All entries below need to be written out exactly, but without their pictures.

- **RECORDS SUPPLIED**:
────────────────

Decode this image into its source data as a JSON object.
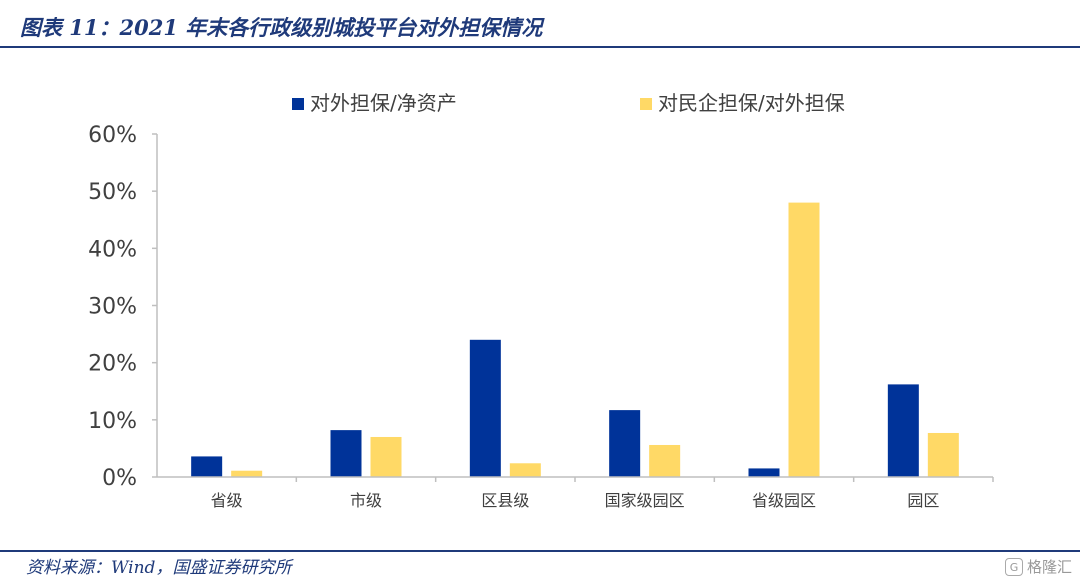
{
  "header": {
    "title": "图表 11：2021 年末各行政级别城投平台对外担保情况"
  },
  "footer": {
    "source": "资料来源：Wind，国盛证券研究所",
    "watermark": "格隆汇",
    "watermark_logo": "G"
  },
  "colors": {
    "series_1": "#003399",
    "series_2": "#ffd966",
    "axis": "#bfbfbf",
    "rule": "#1f3a7a"
  },
  "chart_data": {
    "type": "bar",
    "title": "",
    "xlabel": "",
    "ylabel": "",
    "ylim": [
      0,
      60
    ],
    "yticks": [
      0,
      10,
      20,
      30,
      40,
      50,
      60
    ],
    "ytick_suffix": "%",
    "grid": false,
    "legend_position": "top",
    "categories": [
      "省级",
      "市级",
      "区县级",
      "国家级园区",
      "省级园区",
      "园区"
    ],
    "series": [
      {
        "name": "对外担保/净资产",
        "values": [
          3.6,
          8.2,
          24.0,
          11.7,
          1.5,
          16.2
        ]
      },
      {
        "name": "对民企担保/对外担保",
        "values": [
          1.1,
          7.0,
          2.4,
          5.6,
          48.0,
          7.7
        ]
      }
    ]
  }
}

────────────────

- **SOLUTION TO THIS PROBLEM**:
Decode this image into its source data as a JSON object.
{
  "header": {
    "title": "图表 11：2021 年末各行政级别城投平台对外担保情况"
  },
  "footer": {
    "source": "资料来源：Wind，国盛证券研究所",
    "watermark": "格隆汇",
    "watermark_logo": "G"
  },
  "colors": {
    "series_1": "#003399",
    "series_2": "#ffd966",
    "axis": "#bfbfbf",
    "rule": "#1f3a7a"
  },
  "chart_data": {
    "type": "bar",
    "title": "",
    "xlabel": "",
    "ylabel": "",
    "ylim": [
      0,
      60
    ],
    "yticks": [
      0,
      10,
      20,
      30,
      40,
      50,
      60
    ],
    "ytick_suffix": "%",
    "grid": false,
    "legend_position": "top",
    "categories": [
      "省级",
      "市级",
      "区县级",
      "国家级园区",
      "省级园区",
      "园区"
    ],
    "series": [
      {
        "name": "对外担保/净资产",
        "values": [
          3.6,
          8.2,
          24.0,
          11.7,
          1.5,
          16.2
        ]
      },
      {
        "name": "对民企担保/对外担保",
        "values": [
          1.1,
          7.0,
          2.4,
          5.6,
          48.0,
          7.7
        ]
      }
    ]
  }
}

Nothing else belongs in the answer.